RECORDS FOR PROCESSING:

>>>

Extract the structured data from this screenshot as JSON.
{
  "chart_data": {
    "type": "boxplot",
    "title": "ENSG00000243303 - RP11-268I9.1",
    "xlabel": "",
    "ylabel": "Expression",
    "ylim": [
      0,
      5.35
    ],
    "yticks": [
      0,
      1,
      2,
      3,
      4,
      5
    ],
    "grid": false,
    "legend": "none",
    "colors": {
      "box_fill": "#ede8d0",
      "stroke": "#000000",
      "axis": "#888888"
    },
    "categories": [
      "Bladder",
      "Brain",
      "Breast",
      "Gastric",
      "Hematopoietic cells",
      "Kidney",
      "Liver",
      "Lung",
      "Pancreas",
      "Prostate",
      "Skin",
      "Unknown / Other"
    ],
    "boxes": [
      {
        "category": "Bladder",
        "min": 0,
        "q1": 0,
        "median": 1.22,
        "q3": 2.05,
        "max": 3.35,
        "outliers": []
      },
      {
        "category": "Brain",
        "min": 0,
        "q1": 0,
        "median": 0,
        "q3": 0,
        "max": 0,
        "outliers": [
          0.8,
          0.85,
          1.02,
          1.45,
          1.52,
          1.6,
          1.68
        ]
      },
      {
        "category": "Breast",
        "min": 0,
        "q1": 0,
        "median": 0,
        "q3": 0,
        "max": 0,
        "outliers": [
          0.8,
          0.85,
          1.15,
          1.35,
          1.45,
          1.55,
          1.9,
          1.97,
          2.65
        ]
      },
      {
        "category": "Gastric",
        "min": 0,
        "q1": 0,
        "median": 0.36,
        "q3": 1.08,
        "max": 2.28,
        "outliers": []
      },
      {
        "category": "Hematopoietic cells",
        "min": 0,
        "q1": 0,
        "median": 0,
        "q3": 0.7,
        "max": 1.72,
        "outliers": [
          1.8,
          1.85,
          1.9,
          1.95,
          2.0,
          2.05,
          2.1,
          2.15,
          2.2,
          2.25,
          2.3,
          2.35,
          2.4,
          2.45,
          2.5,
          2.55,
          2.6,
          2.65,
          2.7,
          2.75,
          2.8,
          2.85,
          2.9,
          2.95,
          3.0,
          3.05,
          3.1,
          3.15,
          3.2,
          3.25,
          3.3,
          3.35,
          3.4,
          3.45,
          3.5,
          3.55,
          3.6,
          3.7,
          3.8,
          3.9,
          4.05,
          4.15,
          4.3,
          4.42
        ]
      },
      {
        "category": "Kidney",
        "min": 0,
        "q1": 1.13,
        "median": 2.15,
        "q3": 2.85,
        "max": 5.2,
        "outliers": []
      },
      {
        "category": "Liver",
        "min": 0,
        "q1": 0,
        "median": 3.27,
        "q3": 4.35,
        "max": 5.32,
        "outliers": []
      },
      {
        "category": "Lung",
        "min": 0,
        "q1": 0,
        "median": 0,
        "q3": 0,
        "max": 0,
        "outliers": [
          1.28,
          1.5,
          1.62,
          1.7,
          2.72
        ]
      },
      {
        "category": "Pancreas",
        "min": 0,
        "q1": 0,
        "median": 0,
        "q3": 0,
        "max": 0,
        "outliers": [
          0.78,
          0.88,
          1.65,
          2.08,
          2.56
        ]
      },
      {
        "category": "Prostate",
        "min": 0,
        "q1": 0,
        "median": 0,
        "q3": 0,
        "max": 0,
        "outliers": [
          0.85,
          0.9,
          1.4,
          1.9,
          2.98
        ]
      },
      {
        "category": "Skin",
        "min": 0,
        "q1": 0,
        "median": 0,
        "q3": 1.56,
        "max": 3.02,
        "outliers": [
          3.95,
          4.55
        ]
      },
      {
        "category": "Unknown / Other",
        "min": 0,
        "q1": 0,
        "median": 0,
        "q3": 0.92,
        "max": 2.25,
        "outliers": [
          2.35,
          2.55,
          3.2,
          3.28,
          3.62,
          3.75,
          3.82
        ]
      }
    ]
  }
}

<<<

EXERCISE DESCRIPTION:
A faithful, word-for-word transcript of the material above is the required answer.

ANSWER BOX:
Extract the structured data from this screenshot as JSON.
{
  "chart_data": {
    "type": "boxplot",
    "title": "ENSG00000243303 - RP11-268I9.1",
    "xlabel": "",
    "ylabel": "Expression",
    "ylim": [
      0,
      5.35
    ],
    "yticks": [
      0,
      1,
      2,
      3,
      4,
      5
    ],
    "grid": false,
    "legend": "none",
    "colors": {
      "box_fill": "#ede8d0",
      "stroke": "#000000",
      "axis": "#888888"
    },
    "categories": [
      "Bladder",
      "Brain",
      "Breast",
      "Gastric",
      "Hematopoietic cells",
      "Kidney",
      "Liver",
      "Lung",
      "Pancreas",
      "Prostate",
      "Skin",
      "Unknown / Other"
    ],
    "boxes": [
      {
        "category": "Bladder",
        "min": 0,
        "q1": 0,
        "median": 1.22,
        "q3": 2.05,
        "max": 3.35,
        "outliers": []
      },
      {
        "category": "Brain",
        "min": 0,
        "q1": 0,
        "median": 0,
        "q3": 0,
        "max": 0,
        "outliers": [
          0.8,
          0.85,
          1.02,
          1.45,
          1.52,
          1.6,
          1.68
        ]
      },
      {
        "category": "Breast",
        "min": 0,
        "q1": 0,
        "median": 0,
        "q3": 0,
        "max": 0,
        "outliers": [
          0.8,
          0.85,
          1.15,
          1.35,
          1.45,
          1.55,
          1.9,
          1.97,
          2.65
        ]
      },
      {
        "category": "Gastric",
        "min": 0,
        "q1": 0,
        "median": 0.36,
        "q3": 1.08,
        "max": 2.28,
        "outliers": []
      },
      {
        "category": "Hematopoietic cells",
        "min": 0,
        "q1": 0,
        "median": 0,
        "q3": 0.7,
        "max": 1.72,
        "outliers": [
          1.8,
          1.85,
          1.9,
          1.95,
          2.0,
          2.05,
          2.1,
          2.15,
          2.2,
          2.25,
          2.3,
          2.35,
          2.4,
          2.45,
          2.5,
          2.55,
          2.6,
          2.65,
          2.7,
          2.75,
          2.8,
          2.85,
          2.9,
          2.95,
          3.0,
          3.05,
          3.1,
          3.15,
          3.2,
          3.25,
          3.3,
          3.35,
          3.4,
          3.45,
          3.5,
          3.55,
          3.6,
          3.7,
          3.8,
          3.9,
          4.05,
          4.15,
          4.3,
          4.42
        ]
      },
      {
        "category": "Kidney",
        "min": 0,
        "q1": 1.13,
        "median": 2.15,
        "q3": 2.85,
        "max": 5.2,
        "outliers": []
      },
      {
        "category": "Liver",
        "min": 0,
        "q1": 0,
        "median": 3.27,
        "q3": 4.35,
        "max": 5.32,
        "outliers": []
      },
      {
        "category": "Lung",
        "min": 0,
        "q1": 0,
        "median": 0,
        "q3": 0,
        "max": 0,
        "outliers": [
          1.28,
          1.5,
          1.62,
          1.7,
          2.72
        ]
      },
      {
        "category": "Pancreas",
        "min": 0,
        "q1": 0,
        "median": 0,
        "q3": 0,
        "max": 0,
        "outliers": [
          0.78,
          0.88,
          1.65,
          2.08,
          2.56
        ]
      },
      {
        "category": "Prostate",
        "min": 0,
        "q1": 0,
        "median": 0,
        "q3": 0,
        "max": 0,
        "outliers": [
          0.85,
          0.9,
          1.4,
          1.9,
          2.98
        ]
      },
      {
        "category": "Skin",
        "min": 0,
        "q1": 0,
        "median": 0,
        "q3": 1.56,
        "max": 3.02,
        "outliers": [
          3.95,
          4.55
        ]
      },
      {
        "category": "Unknown / Other",
        "min": 0,
        "q1": 0,
        "median": 0,
        "q3": 0.92,
        "max": 2.25,
        "outliers": [
          2.35,
          2.55,
          3.2,
          3.28,
          3.62,
          3.75,
          3.82
        ]
      }
    ]
  }
}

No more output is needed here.